(Data excerpts)
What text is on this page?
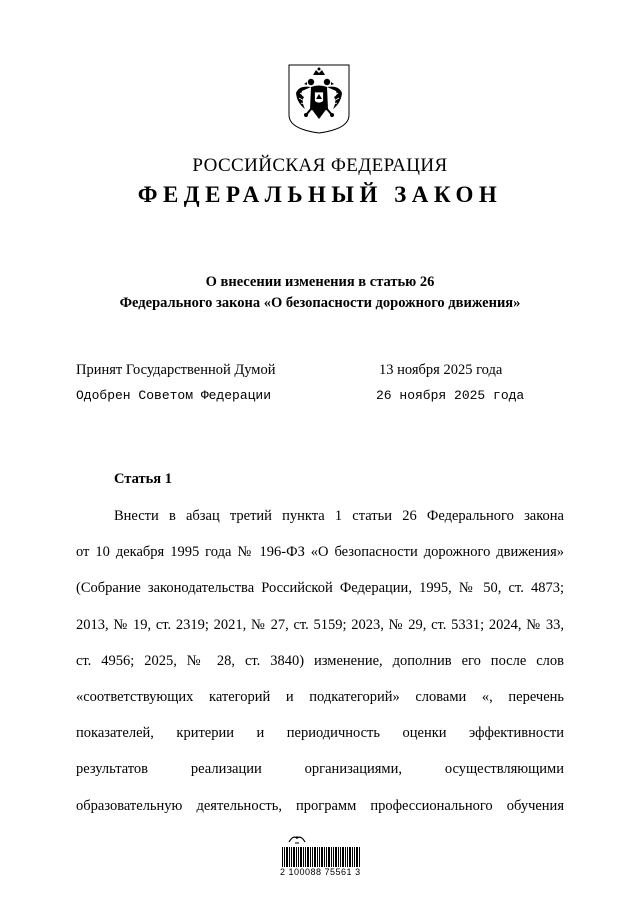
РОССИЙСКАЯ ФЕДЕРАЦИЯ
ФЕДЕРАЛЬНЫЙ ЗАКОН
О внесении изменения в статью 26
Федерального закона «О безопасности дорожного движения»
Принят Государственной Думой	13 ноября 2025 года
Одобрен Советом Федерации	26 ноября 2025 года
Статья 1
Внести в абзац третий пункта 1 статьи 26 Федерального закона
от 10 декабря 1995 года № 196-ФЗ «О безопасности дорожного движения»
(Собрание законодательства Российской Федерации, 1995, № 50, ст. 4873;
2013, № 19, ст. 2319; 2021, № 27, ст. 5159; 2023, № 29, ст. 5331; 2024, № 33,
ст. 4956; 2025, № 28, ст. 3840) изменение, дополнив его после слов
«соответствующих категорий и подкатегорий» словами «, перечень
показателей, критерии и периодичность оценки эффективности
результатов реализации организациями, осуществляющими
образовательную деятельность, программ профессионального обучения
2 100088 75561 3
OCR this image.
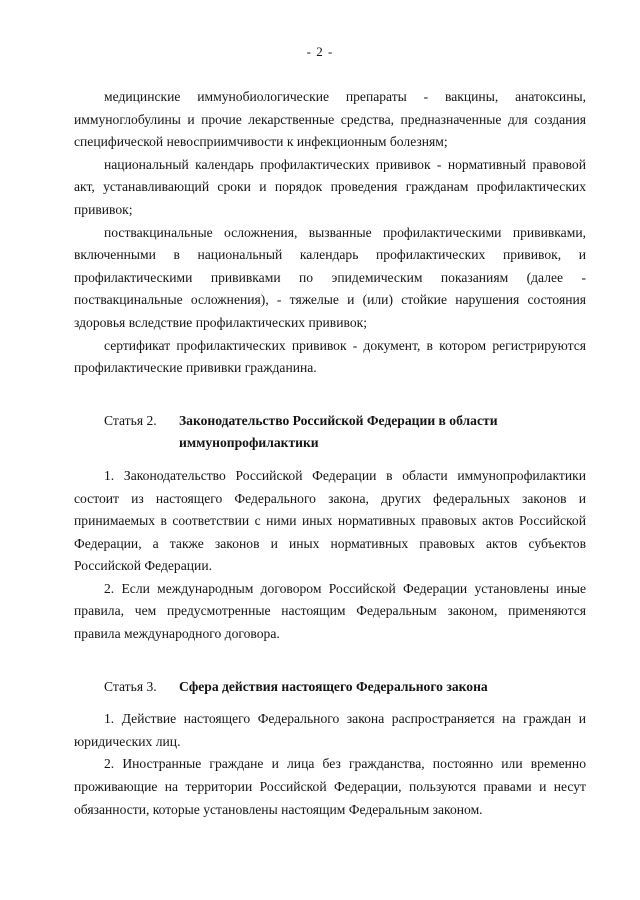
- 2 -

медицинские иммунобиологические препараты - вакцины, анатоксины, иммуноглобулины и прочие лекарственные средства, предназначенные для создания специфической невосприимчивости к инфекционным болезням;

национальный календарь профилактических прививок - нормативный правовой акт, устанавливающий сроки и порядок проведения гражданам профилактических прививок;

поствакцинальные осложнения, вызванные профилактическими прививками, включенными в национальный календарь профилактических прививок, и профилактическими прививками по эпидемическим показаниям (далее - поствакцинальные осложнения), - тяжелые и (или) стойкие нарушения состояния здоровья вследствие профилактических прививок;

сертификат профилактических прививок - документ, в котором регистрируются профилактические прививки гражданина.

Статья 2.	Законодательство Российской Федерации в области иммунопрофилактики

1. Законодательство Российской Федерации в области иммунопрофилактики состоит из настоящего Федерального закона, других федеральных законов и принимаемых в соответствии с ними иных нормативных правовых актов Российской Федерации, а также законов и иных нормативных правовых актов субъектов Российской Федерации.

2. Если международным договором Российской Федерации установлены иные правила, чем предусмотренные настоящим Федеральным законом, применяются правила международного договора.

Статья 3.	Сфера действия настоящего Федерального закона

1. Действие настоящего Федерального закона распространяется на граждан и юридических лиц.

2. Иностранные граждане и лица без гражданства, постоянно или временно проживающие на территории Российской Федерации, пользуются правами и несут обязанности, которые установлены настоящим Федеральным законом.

* What this task involves: Copy all the data exactly as written, but skip any picture.

* Written reply:
What text is on this page?
РОССИЙСКАЯ ФЕДЕРАЦИЯ
ФЕДЕРАЛЬНЫЙ ЗАКОН
О внесении изменения в статью 26
Федерального закона «О безопасности дорожного движения»
Принят Государственной Думой	13 ноября 2025 года
Одобрен Советом Федерации	26 ноября 2025 года
Статья 1
Внести в абзац третий пункта 1 статьи 26 Федерального закона
от 10 декабря 1995 года № 196-ФЗ «О безопасности дорожного движения»
(Собрание законодательства Российской Федерации, 1995, № 50, ст. 4873;
2013, № 19, ст. 2319; 2021, № 27, ст. 5159; 2023, № 29, ст. 5331; 2024, № 33,
ст. 4956; 2025, № 28, ст. 3840) изменение, дополнив его после слов
«соответствующих категорий и подкатегорий» словами «, перечень
показателей, критерии и периодичность оценки эффективности
результатов реализации организациями, осуществляющими
образовательную деятельность, программ профессионального обучения
2 100088 75561 3
OCR this image.
- 2 -

медицинские иммунобиологические препараты - вакцины, анатоксины, иммуноглобулины и прочие лекарственные средства, предназначенные для создания специфической невосприимчивости к инфекционным болезням;

национальный календарь профилактических прививок - нормативный правовой акт, устанавливающий сроки и порядок проведения гражданам профилактических прививок;

поствакцинальные осложнения, вызванные профилактическими прививками, включенными в национальный календарь профилактических прививок, и профилактическими прививками по эпидемическим показаниям (далее - поствакцинальные осложнения), - тяжелые и (или) стойкие нарушения состояния здоровья вследствие профилактических прививок;

сертификат профилактических прививок - документ, в котором регистрируются профилактические прививки гражданина.

Статья 2.	Законодательство Российской Федерации в области иммунопрофилактики

1. Законодательство Российской Федерации в области иммунопрофилактики состоит из настоящего Федерального закона, других федеральных законов и принимаемых в соответствии с ними иных нормативных правовых актов Российской Федерации, а также законов и иных нормативных правовых актов субъектов Российской Федерации.

2. Если международным договором Российской Федерации установлены иные правила, чем предусмотренные настоящим Федеральным законом, применяются правила международного договора.

Статья 3.	Сфера действия настоящего Федерального закона

1. Действие настоящего Федерального закона распространяется на граждан и юридических лиц.

2. Иностранные граждане и лица без гражданства, постоянно или временно проживающие на территории Российской Федерации, пользуются правами и несут обязанности, которые установлены настоящим Федеральным законом.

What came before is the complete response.